Return every line of the material exactly.

==================================================

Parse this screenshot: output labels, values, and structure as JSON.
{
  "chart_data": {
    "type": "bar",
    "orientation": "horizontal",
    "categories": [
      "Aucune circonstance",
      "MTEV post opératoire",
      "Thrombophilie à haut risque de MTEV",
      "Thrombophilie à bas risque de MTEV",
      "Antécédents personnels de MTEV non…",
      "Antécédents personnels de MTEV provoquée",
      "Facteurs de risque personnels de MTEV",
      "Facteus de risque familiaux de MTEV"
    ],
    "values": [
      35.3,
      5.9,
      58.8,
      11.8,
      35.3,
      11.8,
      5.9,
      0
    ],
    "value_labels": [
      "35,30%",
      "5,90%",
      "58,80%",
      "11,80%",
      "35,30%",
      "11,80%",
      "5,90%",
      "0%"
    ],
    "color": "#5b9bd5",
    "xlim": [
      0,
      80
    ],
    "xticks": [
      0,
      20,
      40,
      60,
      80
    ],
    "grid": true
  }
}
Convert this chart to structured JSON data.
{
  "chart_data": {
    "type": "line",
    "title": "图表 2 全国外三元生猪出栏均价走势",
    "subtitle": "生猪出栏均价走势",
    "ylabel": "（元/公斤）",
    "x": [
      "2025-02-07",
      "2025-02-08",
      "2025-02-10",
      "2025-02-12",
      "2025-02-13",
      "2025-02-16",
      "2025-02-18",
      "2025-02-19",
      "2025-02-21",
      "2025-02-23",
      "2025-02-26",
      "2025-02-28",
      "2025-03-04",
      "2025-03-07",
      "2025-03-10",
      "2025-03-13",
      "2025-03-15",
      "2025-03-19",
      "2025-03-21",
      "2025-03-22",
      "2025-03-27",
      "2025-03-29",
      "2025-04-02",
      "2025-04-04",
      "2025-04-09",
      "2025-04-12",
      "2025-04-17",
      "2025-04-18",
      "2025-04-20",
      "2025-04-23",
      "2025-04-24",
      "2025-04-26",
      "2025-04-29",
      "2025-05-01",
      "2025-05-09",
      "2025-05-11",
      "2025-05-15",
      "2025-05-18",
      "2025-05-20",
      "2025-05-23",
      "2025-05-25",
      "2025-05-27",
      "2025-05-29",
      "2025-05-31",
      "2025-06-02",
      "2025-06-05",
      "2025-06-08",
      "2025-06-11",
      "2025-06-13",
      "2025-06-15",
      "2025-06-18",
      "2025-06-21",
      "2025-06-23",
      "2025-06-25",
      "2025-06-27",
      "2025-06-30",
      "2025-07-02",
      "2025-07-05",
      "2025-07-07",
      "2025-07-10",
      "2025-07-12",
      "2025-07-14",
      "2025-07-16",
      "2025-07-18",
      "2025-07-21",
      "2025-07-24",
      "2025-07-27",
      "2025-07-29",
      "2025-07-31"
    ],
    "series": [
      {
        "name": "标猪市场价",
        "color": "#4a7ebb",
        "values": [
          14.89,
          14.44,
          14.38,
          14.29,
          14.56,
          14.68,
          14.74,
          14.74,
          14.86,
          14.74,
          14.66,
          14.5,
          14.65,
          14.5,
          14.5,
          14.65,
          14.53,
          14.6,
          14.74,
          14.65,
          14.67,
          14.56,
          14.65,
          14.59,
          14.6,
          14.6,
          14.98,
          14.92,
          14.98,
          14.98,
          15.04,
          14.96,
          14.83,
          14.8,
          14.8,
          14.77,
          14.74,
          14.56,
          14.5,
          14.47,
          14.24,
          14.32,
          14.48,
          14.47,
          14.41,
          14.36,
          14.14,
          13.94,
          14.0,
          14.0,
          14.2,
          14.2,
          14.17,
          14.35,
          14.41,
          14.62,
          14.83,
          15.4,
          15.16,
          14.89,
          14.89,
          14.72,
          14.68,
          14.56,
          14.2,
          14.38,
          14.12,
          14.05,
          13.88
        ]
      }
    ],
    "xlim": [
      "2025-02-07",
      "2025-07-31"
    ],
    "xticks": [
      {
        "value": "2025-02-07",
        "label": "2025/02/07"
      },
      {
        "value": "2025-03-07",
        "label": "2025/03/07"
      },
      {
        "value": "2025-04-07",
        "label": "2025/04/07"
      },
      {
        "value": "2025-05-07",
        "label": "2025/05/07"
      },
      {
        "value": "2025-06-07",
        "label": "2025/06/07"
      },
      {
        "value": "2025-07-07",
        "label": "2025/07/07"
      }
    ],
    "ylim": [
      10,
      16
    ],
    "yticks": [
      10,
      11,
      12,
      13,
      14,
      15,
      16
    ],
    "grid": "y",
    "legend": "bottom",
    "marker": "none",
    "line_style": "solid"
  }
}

==================================================

Answer:
Parse this screenshot: output labels, values, and structure as JSON.
{
  "chart_data": {
    "type": "bar",
    "orientation": "horizontal",
    "categories": [
      "Aucune circonstance",
      "MTEV post opératoire",
      "Thrombophilie à haut risque de MTEV",
      "Thrombophilie à bas risque de MTEV",
      "Antécédents personnels de MTEV non…",
      "Antécédents personnels de MTEV provoquée",
      "Facteurs de risque personnels de MTEV",
      "Facteus de risque familiaux de MTEV"
    ],
    "values": [
      35.3,
      5.9,
      58.8,
      11.8,
      35.3,
      11.8,
      5.9,
      0
    ],
    "value_labels": [
      "35,30%",
      "5,90%",
      "58,80%",
      "11,80%",
      "35,30%",
      "11,80%",
      "5,90%",
      "0%"
    ],
    "color": "#5b9bd5",
    "xlim": [
      0,
      80
    ],
    "xticks": [
      0,
      20,
      40,
      60,
      80
    ],
    "grid": true
  }
}
Convert this chart to structured JSON data.
{
  "chart_data": {
    "type": "line",
    "title": "图表 2 全国外三元生猪出栏均价走势",
    "subtitle": "生猪出栏均价走势",
    "ylabel": "（元/公斤）",
    "x": [
      "2025-02-07",
      "2025-02-08",
      "2025-02-10",
      "2025-02-12",
      "2025-02-13",
      "2025-02-16",
      "2025-02-18",
      "2025-02-19",
      "2025-02-21",
      "2025-02-23",
      "2025-02-26",
      "2025-02-28",
      "2025-03-04",
      "2025-03-07",
      "2025-03-10",
      "2025-03-13",
      "2025-03-15",
      "2025-03-19",
      "2025-03-21",
      "2025-03-22",
      "2025-03-27",
      "2025-03-29",
      "2025-04-02",
      "2025-04-04",
      "2025-04-09",
      "2025-04-12",
      "2025-04-17",
      "2025-04-18",
      "2025-04-20",
      "2025-04-23",
      "2025-04-24",
      "2025-04-26",
      "2025-04-29",
      "2025-05-01",
      "2025-05-09",
      "2025-05-11",
      "2025-05-15",
      "2025-05-18",
      "2025-05-20",
      "2025-05-23",
      "2025-05-25",
      "2025-05-27",
      "2025-05-29",
      "2025-05-31",
      "2025-06-02",
      "2025-06-05",
      "2025-06-08",
      "2025-06-11",
      "2025-06-13",
      "2025-06-15",
      "2025-06-18",
      "2025-06-21",
      "2025-06-23",
      "2025-06-25",
      "2025-06-27",
      "2025-06-30",
      "2025-07-02",
      "2025-07-05",
      "2025-07-07",
      "2025-07-10",
      "2025-07-12",
      "2025-07-14",
      "2025-07-16",
      "2025-07-18",
      "2025-07-21",
      "2025-07-24",
      "2025-07-27",
      "2025-07-29",
      "2025-07-31"
    ],
    "series": [
      {
        "name": "标猪市场价",
        "color": "#4a7ebb",
        "values": [
          14.89,
          14.44,
          14.38,
          14.29,
          14.56,
          14.68,
          14.74,
          14.74,
          14.86,
          14.74,
          14.66,
          14.5,
          14.65,
          14.5,
          14.5,
          14.65,
          14.53,
          14.6,
          14.74,
          14.65,
          14.67,
          14.56,
          14.65,
          14.59,
          14.6,
          14.6,
          14.98,
          14.92,
          14.98,
          14.98,
          15.04,
          14.96,
          14.83,
          14.8,
          14.8,
          14.77,
          14.74,
          14.56,
          14.5,
          14.47,
          14.24,
          14.32,
          14.48,
          14.47,
          14.41,
          14.36,
          14.14,
          13.94,
          14.0,
          14.0,
          14.2,
          14.2,
          14.17,
          14.35,
          14.41,
          14.62,
          14.83,
          15.4,
          15.16,
          14.89,
          14.89,
          14.72,
          14.68,
          14.56,
          14.2,
          14.38,
          14.12,
          14.05,
          13.88
        ]
      }
    ],
    "xlim": [
      "2025-02-07",
      "2025-07-31"
    ],
    "xticks": [
      {
        "value": "2025-02-07",
        "label": "2025/02/07"
      },
      {
        "value": "2025-03-07",
        "label": "2025/03/07"
      },
      {
        "value": "2025-04-07",
        "label": "2025/04/07"
      },
      {
        "value": "2025-05-07",
        "label": "2025/05/07"
      },
      {
        "value": "2025-06-07",
        "label": "2025/06/07"
      },
      {
        "value": "2025-07-07",
        "label": "2025/07/07"
      }
    ],
    "ylim": [
      10,
      16
    ],
    "yticks": [
      10,
      11,
      12,
      13,
      14,
      15,
      16
    ],
    "grid": "y",
    "legend": "bottom",
    "marker": "none",
    "line_style": "solid"
  }
}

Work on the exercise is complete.